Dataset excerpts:
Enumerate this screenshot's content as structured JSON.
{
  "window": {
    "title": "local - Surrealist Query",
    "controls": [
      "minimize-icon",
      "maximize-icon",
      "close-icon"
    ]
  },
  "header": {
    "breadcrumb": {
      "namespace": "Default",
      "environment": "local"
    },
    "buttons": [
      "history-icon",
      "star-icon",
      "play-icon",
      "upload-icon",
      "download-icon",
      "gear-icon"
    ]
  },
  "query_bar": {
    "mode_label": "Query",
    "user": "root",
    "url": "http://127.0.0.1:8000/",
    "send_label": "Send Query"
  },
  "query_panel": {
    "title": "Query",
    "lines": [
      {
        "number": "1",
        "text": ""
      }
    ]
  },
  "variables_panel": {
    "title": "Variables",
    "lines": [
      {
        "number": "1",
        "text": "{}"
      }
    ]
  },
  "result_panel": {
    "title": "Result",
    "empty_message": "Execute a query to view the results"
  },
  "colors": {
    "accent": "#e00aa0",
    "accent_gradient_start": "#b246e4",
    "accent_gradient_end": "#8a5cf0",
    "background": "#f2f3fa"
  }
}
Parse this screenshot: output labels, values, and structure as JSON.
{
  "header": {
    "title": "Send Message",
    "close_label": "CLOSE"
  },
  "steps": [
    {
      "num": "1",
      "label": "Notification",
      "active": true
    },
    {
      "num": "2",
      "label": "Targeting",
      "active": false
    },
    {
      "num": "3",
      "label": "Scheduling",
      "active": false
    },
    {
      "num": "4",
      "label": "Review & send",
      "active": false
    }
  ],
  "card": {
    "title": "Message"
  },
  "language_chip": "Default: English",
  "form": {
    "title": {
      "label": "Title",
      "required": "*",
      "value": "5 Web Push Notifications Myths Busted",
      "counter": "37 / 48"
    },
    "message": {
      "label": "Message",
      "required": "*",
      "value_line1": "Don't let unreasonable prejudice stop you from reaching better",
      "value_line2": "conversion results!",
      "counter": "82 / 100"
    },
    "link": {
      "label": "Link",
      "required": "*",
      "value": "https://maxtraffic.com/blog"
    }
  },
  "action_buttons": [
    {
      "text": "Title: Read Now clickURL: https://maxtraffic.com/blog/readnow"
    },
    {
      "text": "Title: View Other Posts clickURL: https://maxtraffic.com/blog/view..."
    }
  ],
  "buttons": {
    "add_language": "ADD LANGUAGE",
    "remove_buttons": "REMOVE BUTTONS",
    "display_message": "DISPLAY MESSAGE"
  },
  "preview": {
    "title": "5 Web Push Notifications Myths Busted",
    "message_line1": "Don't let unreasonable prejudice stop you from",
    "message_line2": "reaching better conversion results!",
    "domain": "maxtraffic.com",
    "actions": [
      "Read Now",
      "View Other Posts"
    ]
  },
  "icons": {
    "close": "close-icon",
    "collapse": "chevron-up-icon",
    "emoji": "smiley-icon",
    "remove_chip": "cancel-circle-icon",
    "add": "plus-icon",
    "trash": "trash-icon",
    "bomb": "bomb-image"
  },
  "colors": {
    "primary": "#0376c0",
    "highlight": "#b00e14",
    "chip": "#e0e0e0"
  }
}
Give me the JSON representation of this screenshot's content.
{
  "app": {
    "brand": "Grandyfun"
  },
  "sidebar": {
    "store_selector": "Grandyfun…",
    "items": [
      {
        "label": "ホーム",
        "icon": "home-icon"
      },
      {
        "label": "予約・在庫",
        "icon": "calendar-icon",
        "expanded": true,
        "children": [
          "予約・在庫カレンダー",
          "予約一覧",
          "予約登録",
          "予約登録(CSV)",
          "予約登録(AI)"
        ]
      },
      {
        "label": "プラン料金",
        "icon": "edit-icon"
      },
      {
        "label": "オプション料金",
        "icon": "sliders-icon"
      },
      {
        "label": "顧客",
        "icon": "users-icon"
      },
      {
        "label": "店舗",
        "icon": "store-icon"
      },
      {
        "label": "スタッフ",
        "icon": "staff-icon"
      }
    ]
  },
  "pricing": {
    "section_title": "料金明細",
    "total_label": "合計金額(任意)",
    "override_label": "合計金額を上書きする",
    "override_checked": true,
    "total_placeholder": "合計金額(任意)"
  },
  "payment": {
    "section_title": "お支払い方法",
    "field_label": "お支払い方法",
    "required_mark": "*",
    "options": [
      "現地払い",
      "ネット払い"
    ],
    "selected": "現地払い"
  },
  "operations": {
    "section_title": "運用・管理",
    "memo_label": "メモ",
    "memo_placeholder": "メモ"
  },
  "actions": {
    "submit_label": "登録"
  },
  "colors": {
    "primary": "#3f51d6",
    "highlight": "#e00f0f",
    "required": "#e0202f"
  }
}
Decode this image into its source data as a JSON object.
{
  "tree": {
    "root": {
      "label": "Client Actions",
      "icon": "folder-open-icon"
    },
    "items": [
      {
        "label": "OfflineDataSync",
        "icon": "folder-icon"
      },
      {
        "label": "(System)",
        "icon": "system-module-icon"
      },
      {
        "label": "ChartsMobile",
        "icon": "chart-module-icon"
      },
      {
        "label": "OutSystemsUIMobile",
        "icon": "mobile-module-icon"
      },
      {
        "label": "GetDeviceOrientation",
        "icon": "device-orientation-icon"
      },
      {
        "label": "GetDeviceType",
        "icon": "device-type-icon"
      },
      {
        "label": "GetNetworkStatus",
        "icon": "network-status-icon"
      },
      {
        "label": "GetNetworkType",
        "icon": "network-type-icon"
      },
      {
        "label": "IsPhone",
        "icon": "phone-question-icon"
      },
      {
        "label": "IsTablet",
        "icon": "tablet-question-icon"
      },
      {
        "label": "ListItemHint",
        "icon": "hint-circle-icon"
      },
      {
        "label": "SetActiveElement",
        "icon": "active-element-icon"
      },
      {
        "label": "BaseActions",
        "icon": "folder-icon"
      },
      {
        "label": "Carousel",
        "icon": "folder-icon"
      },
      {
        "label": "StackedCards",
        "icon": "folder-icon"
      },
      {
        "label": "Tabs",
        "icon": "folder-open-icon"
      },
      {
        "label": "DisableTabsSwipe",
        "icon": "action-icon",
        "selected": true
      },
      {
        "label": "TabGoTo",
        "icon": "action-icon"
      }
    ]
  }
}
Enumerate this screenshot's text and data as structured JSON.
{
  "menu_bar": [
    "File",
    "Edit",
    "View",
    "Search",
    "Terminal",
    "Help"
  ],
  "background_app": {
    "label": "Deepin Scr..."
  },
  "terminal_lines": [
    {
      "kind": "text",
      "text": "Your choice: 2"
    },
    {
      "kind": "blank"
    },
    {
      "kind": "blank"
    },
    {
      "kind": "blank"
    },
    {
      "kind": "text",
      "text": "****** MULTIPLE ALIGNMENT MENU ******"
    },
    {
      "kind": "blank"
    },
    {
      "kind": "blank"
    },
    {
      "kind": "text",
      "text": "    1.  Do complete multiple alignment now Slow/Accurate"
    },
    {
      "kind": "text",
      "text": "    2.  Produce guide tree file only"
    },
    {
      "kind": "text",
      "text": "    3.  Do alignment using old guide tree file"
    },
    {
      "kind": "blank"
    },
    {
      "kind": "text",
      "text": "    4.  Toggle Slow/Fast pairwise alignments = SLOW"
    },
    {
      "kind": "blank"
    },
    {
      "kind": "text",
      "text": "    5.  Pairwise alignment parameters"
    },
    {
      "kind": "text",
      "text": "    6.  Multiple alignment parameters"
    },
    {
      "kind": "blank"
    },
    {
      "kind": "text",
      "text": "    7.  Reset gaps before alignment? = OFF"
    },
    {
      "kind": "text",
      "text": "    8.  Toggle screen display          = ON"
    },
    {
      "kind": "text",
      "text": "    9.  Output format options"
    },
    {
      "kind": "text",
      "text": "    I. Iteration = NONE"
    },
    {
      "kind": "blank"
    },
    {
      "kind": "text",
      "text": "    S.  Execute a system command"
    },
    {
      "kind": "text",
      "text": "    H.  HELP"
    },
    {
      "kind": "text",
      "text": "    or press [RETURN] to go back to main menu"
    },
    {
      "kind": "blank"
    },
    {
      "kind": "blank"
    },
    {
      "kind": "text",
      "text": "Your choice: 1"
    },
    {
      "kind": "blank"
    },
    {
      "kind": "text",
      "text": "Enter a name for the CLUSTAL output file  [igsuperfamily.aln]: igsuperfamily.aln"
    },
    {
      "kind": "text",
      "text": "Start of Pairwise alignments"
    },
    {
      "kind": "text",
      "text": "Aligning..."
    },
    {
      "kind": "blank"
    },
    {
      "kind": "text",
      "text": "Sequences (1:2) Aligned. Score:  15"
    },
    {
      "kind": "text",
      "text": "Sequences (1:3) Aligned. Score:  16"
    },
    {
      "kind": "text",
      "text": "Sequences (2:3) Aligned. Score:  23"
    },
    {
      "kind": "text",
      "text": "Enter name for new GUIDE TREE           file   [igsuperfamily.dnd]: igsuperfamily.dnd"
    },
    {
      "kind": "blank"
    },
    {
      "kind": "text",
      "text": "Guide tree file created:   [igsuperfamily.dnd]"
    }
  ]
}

→ Exercise aim
Report the number of lines in the listing where the string "blog" appears, and nothing besides.

→ Correct result
3